Study material Block Start

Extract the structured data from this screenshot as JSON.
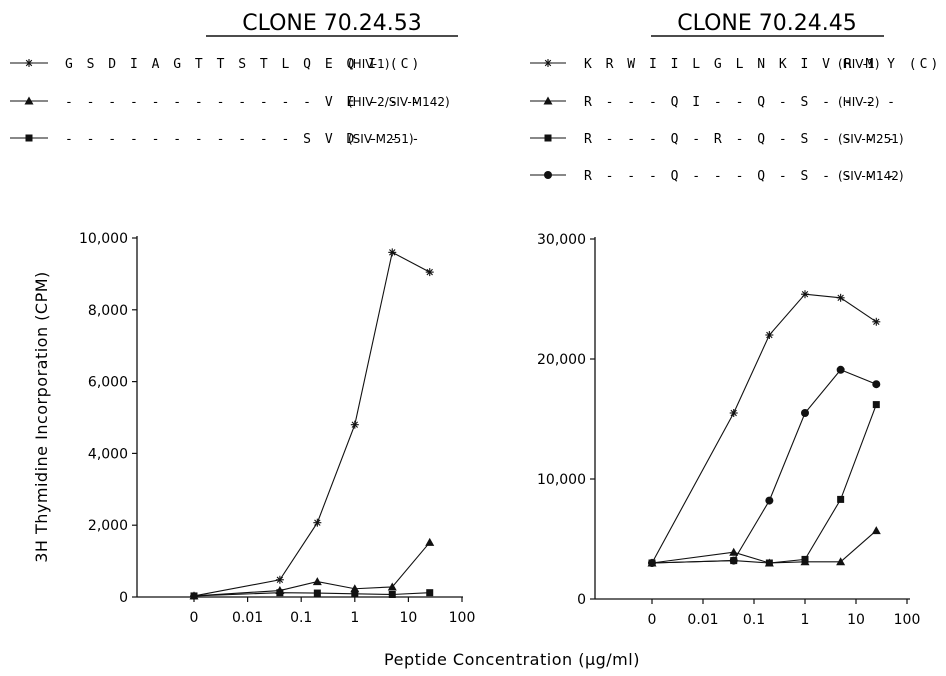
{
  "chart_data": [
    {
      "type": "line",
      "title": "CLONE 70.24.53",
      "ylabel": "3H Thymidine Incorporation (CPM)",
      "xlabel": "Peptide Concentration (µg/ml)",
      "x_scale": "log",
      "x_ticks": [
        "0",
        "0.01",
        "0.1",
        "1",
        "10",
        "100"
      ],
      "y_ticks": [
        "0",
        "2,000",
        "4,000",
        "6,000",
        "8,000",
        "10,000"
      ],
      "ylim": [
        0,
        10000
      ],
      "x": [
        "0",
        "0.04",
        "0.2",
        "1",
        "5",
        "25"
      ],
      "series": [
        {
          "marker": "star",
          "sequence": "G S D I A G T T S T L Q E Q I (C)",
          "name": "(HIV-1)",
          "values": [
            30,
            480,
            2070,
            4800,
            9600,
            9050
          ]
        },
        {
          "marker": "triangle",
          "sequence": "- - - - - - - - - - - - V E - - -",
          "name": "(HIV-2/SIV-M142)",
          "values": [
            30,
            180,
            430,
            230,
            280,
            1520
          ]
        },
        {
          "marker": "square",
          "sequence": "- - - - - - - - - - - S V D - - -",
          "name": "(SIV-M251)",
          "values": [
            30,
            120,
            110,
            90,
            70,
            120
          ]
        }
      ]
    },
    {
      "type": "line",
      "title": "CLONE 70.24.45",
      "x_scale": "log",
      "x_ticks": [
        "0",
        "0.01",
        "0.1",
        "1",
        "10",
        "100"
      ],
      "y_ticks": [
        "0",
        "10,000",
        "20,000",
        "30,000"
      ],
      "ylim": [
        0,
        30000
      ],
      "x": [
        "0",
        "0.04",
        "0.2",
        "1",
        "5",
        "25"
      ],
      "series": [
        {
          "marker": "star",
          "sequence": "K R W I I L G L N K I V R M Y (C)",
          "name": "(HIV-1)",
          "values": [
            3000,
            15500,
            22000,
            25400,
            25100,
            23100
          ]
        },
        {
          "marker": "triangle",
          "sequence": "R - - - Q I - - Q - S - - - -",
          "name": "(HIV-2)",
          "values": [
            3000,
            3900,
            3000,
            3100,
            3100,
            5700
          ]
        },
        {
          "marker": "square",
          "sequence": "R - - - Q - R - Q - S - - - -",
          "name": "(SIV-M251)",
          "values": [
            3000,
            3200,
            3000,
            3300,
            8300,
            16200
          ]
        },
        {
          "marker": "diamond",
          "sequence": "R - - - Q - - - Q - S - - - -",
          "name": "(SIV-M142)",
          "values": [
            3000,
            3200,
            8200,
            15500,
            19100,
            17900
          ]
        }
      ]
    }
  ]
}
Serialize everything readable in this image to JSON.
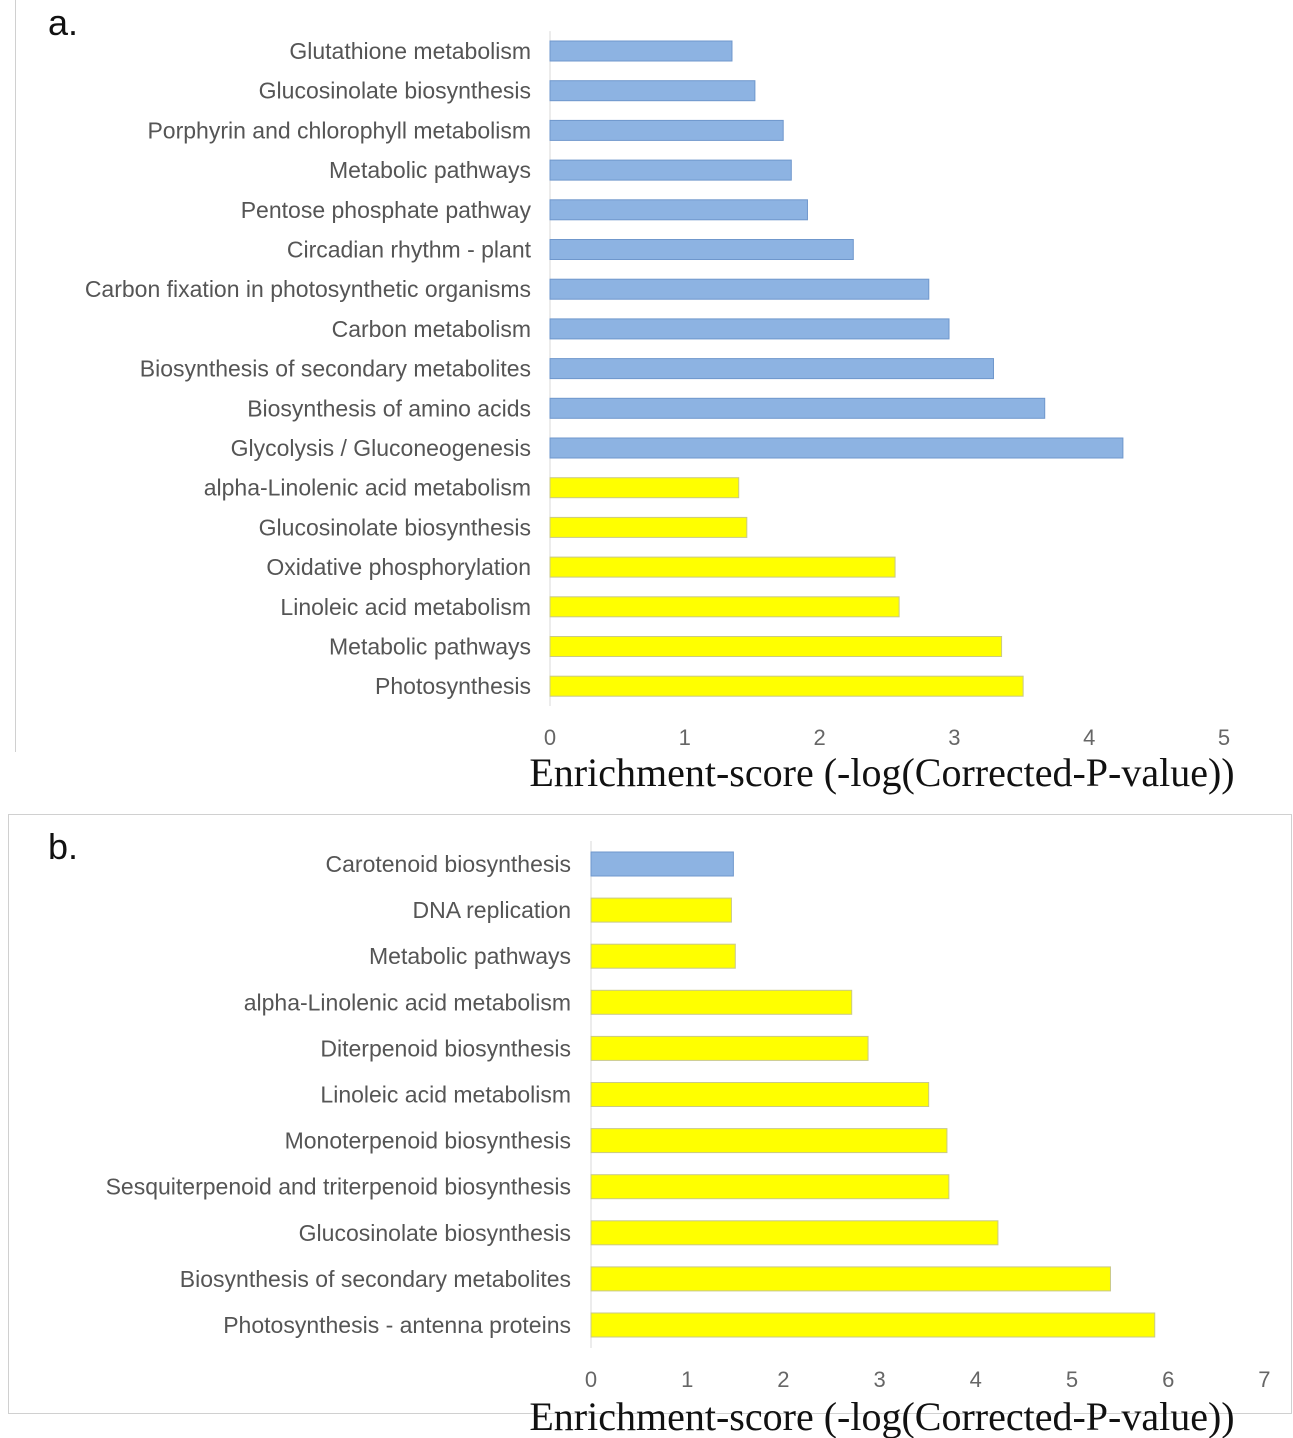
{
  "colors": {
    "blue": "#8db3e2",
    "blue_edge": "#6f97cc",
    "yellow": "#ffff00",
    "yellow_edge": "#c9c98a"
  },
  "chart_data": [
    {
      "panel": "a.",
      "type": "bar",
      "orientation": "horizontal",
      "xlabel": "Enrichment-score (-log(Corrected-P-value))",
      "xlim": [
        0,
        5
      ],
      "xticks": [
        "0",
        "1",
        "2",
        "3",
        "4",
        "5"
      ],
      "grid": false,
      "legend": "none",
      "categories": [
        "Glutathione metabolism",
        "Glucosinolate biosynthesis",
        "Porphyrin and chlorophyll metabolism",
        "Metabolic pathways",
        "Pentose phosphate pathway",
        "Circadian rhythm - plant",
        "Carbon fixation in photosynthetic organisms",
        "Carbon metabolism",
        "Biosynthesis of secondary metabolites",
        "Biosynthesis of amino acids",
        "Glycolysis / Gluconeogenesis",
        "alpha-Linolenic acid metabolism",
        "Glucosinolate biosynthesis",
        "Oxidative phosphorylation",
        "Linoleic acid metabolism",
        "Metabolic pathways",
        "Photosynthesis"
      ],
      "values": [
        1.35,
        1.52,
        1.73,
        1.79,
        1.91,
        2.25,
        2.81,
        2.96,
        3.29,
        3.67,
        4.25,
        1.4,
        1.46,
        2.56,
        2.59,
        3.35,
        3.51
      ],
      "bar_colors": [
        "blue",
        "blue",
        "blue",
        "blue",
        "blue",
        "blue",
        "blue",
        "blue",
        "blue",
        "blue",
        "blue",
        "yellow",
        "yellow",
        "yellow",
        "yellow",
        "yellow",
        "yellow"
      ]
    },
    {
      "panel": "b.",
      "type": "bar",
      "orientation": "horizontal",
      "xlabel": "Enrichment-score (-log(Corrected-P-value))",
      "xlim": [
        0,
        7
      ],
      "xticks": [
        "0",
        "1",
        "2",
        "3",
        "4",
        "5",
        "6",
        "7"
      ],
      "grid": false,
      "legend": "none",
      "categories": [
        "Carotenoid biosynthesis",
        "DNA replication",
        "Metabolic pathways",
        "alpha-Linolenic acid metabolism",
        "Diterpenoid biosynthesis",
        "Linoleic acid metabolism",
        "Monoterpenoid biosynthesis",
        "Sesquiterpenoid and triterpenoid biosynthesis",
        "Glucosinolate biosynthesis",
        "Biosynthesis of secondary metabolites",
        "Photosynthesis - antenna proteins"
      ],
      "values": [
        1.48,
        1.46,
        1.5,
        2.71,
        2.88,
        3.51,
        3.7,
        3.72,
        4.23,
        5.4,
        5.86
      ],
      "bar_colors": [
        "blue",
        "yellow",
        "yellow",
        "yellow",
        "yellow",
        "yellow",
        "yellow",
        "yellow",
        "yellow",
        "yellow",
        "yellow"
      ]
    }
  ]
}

Study material Block End

* _Work order_
With no other words, report how many lines in the entries hold the string "Carbon".

* _Answer below_
2